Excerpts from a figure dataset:
------------
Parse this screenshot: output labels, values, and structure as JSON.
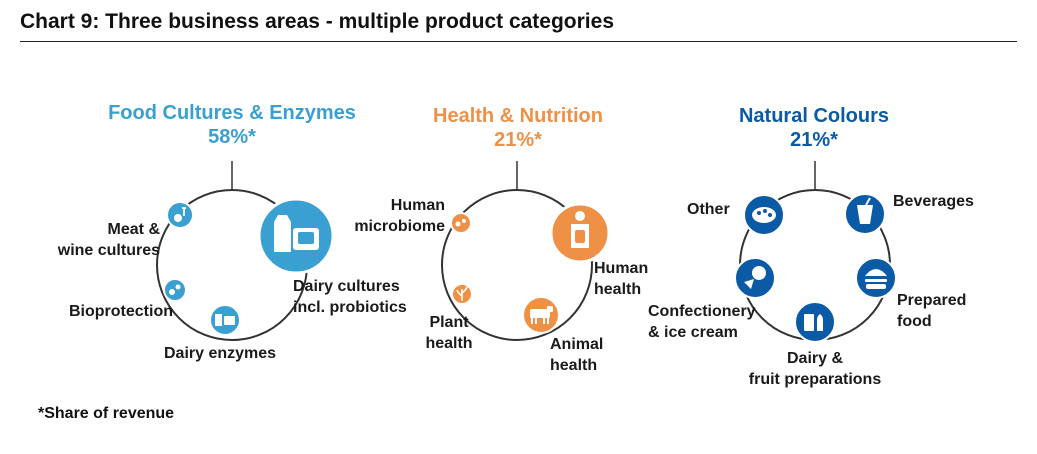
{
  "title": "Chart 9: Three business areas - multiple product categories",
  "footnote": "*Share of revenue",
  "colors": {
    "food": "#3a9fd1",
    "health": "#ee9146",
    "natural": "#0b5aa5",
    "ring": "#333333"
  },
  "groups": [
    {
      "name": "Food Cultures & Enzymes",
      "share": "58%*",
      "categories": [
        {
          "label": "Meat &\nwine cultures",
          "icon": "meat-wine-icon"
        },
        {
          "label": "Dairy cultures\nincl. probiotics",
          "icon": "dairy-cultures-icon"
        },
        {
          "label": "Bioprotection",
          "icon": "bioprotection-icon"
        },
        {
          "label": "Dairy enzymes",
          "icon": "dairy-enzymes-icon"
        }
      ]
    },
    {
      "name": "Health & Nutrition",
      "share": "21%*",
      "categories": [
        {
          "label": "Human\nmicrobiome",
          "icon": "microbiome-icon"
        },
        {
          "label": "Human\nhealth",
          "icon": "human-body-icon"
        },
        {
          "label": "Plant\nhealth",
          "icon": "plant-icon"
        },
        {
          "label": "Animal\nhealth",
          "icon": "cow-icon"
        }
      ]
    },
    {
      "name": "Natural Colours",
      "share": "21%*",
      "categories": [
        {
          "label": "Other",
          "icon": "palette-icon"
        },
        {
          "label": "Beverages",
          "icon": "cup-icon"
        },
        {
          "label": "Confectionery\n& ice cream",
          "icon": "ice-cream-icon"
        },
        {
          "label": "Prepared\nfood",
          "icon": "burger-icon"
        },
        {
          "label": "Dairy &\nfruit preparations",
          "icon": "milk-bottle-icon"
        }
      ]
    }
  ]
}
------------
→ **Aim of the exercise**: Your answer should consist of every line from the entries that holds "cream".

→ **The answer**:
          "label": "Confectionery\n& ice cream",
          "icon": "ice-cream-icon"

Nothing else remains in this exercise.